**Exercise brief**
Find the word "premises" in the material below and gather every line that contains it.
━━━━
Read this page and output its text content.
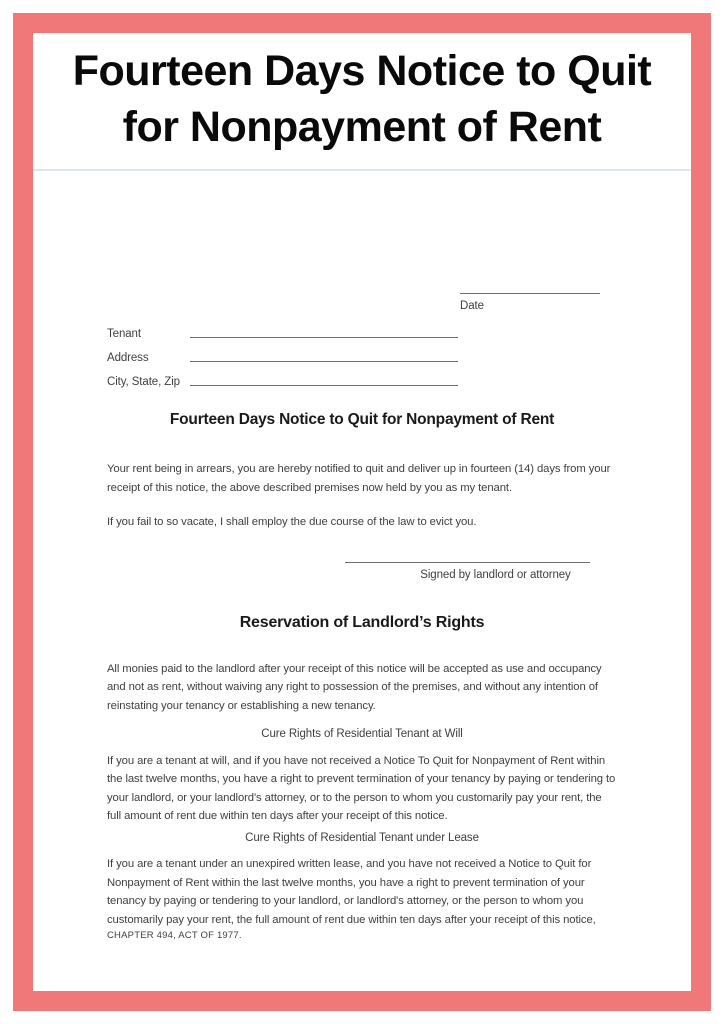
Fourteen Days Notice to Quit
for Nonpayment of Rent
Date
Tenant
Address
City, State, Zip
Fourteen Days Notice to Quit for Nonpayment of Rent

Your rent being in arrears, you are hereby notified to quit and deliver up in fourteen (14) days from your receipt of this notice, the above described premises now held by you as my tenant.

If you fail to so vacate, I shall employ the due course of the law to evict you.

Signed by landlord or attorney
Reservation of Landlord’s Rights

All monies paid to the landlord after your receipt of this notice will be accepted as use and occupancy and not as rent, without waiving any right to possession of the premises, and without any intention of reinstating your tenancy or establishing a new tenancy.

Cure Rights of Residential Tenant at Will

If you are a tenant at will, and if you have not received a Notice To Quit for Nonpayment of Rent within the last twelve months, you have a right to prevent termination of your tenancy by paying or tendering to your landlord, or your landlord's attorney, or to the person to whom you customarily pay your rent, the full amount of rent due within ten days after your receipt of this notice.

Cure Rights of Residential Tenant under Lease

If you are a tenant under an unexpired written lease, and you have not received a Notice to Quit for Nonpayment of Rent within the last twelve months, you have a right to prevent termination of your tenancy by paying or tendering to your landlord, or landlord's attorney, or the person to whom you customarily pay your rent, the full amount of rent due within ten days after your receipt of this notice,

CHAPTER 494, ACT OF 1977.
━━━━
**Reply**
Your rent being in arrears, you are hereby notified to quit and deliver up in fourteen (14) days from your receipt of this notice, the above described premises now held by you as my tenant.
All monies paid to the landlord after your receipt of this notice will be accepted as use and occupancy and not as rent, without waiving any right to possession of the premises, and without any intention of reinstating your tenancy or establishing a new tenancy.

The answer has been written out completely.